- **Directive**
Write out only the tail of the records, beginning at the line containing "What's the underlying" and including the last line, exactly as written.

─── Data extract ───

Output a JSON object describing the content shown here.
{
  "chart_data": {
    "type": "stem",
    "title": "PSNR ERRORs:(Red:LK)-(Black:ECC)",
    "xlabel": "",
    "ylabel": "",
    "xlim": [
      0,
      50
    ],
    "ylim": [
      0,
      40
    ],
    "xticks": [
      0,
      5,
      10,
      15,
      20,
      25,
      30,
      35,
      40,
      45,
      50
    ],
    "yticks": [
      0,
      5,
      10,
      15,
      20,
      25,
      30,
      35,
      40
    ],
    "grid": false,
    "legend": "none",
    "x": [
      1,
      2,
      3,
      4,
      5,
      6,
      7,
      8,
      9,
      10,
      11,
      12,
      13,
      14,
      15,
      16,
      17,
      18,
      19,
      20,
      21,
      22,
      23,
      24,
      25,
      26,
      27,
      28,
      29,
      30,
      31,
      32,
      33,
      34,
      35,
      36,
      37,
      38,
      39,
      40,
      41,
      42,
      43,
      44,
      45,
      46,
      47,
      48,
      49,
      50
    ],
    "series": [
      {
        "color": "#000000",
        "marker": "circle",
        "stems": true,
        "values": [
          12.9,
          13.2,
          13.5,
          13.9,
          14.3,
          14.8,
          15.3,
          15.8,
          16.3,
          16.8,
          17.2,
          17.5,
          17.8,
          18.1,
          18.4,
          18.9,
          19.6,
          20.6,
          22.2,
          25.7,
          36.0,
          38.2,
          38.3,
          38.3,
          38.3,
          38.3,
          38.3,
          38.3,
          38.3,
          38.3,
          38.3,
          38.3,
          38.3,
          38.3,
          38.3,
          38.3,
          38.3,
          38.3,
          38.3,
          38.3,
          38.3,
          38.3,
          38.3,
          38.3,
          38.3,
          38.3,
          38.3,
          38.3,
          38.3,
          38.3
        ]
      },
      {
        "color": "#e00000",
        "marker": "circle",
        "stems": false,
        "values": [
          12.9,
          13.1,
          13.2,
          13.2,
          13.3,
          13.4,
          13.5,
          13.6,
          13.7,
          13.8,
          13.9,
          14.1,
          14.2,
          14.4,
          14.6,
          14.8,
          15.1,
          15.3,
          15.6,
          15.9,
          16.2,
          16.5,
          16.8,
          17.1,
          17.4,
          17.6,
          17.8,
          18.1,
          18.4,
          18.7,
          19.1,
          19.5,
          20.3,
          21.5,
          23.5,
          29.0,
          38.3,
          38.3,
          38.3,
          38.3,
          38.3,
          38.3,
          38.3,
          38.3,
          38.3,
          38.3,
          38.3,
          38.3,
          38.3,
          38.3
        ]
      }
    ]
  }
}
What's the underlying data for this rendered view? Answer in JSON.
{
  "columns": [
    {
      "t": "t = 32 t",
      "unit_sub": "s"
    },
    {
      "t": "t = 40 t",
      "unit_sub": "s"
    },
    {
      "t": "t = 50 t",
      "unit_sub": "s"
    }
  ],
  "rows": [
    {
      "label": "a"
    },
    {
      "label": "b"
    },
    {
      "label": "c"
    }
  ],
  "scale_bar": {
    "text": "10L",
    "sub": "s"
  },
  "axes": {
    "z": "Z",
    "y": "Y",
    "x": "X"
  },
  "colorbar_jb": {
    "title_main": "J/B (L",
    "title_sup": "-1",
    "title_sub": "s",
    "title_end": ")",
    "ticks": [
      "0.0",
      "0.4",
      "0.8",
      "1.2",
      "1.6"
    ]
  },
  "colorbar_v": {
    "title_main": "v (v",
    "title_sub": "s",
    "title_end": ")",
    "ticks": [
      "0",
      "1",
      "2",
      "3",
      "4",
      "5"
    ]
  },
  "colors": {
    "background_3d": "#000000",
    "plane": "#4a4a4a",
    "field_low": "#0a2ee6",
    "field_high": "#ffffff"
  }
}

───

- **Answer to this exercise**
What's the underlying data for this rendered view? Answer in JSON.
{
  "columns": [
    {
      "t": "t = 32 t",
      "unit_sub": "s"
    },
    {
      "t": "t = 40 t",
      "unit_sub": "s"
    },
    {
      "t": "t = 50 t",
      "unit_sub": "s"
    }
  ],
  "rows": [
    {
      "label": "a"
    },
    {
      "label": "b"
    },
    {
      "label": "c"
    }
  ],
  "scale_bar": {
    "text": "10L",
    "sub": "s"
  },
  "axes": {
    "z": "Z",
    "y": "Y",
    "x": "X"
  },
  "colorbar_jb": {
    "title_main": "J/B (L",
    "title_sup": "-1",
    "title_sub": "s",
    "title_end": ")",
    "ticks": [
      "0.0",
      "0.4",
      "0.8",
      "1.2",
      "1.6"
    ]
  },
  "colorbar_v": {
    "title_main": "v (v",
    "title_sub": "s",
    "title_end": ")",
    "ticks": [
      "0",
      "1",
      "2",
      "3",
      "4",
      "5"
    ]
  },
  "colors": {
    "background_3d": "#000000",
    "plane": "#4a4a4a",
    "field_low": "#0a2ee6",
    "field_high": "#ffffff"
  }
}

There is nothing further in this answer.